### RECORDS TO USE
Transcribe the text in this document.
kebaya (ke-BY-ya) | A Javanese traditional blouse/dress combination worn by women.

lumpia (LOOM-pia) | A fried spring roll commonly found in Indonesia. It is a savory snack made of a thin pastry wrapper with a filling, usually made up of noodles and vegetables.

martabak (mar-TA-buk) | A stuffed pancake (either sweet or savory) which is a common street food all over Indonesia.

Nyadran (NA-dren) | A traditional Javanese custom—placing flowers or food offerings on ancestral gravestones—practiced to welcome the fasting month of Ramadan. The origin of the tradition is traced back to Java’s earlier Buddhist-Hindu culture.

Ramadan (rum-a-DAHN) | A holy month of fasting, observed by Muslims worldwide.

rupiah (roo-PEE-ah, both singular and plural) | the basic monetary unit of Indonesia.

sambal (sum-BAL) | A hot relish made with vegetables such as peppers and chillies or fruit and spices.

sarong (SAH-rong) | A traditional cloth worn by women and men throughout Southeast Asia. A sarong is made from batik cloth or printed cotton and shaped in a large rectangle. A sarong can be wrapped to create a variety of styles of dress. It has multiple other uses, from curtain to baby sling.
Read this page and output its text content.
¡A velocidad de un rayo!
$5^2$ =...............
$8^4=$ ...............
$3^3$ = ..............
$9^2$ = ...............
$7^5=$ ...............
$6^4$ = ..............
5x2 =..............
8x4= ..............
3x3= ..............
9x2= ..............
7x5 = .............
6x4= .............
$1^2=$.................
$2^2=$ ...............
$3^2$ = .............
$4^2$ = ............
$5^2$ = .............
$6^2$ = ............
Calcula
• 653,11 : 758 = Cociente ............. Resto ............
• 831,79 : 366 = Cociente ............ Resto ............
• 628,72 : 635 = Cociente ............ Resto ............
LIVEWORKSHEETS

### YOUR GOAL
Write out all the lines again, exactly as they are.

### RESPONSE
Transcribe the text in this document.
kebaya (ke-BY-ya) | A Javanese traditional blouse/dress combination worn by women.

lumpia (LOOM-pia) | A fried spring roll commonly found in Indonesia. It is a savory snack made of a thin pastry wrapper with a filling, usually made up of noodles and vegetables.

martabak (mar-TA-buk) | A stuffed pancake (either sweet or savory) which is a common street food all over Indonesia.

Nyadran (NA-dren) | A traditional Javanese custom—placing flowers or food offerings on ancestral gravestones—practiced to welcome the fasting month of Ramadan. The origin of the tradition is traced back to Java’s earlier Buddhist-Hindu culture.

Ramadan (rum-a-DAHN) | A holy month of fasting, observed by Muslims worldwide.

rupiah (roo-PEE-ah, both singular and plural) | the basic monetary unit of Indonesia.

sambal (sum-BAL) | A hot relish made with vegetables such as peppers and chillies or fruit and spices.

sarong (SAH-rong) | A traditional cloth worn by women and men throughout Southeast Asia. A sarong is made from batik cloth or printed cotton and shaped in a large rectangle. A sarong can be wrapped to create a variety of styles of dress. It has multiple other uses, from curtain to baby sling.
Read this page and output its text content.
¡A velocidad de un rayo!
$5^2$ =...............
$8^4=$ ...............
$3^3$ = ..............
$9^2$ = ...............
$7^5=$ ...............
$6^4$ = ..............
5x2 =..............
8x4= ..............
3x3= ..............
9x2= ..............
7x5 = .............
6x4= .............
$1^2=$.................
$2^2=$ ...............
$3^2$ = .............
$4^2$ = ............
$5^2$ = .............
$6^2$ = ............
Calcula
• 653,11 : 758 = Cociente ............. Resto ............
• 831,79 : 366 = Cociente ............ Resto ............
• 628,72 : 635 = Cociente ............ Resto ............
LIVEWORKSHEETS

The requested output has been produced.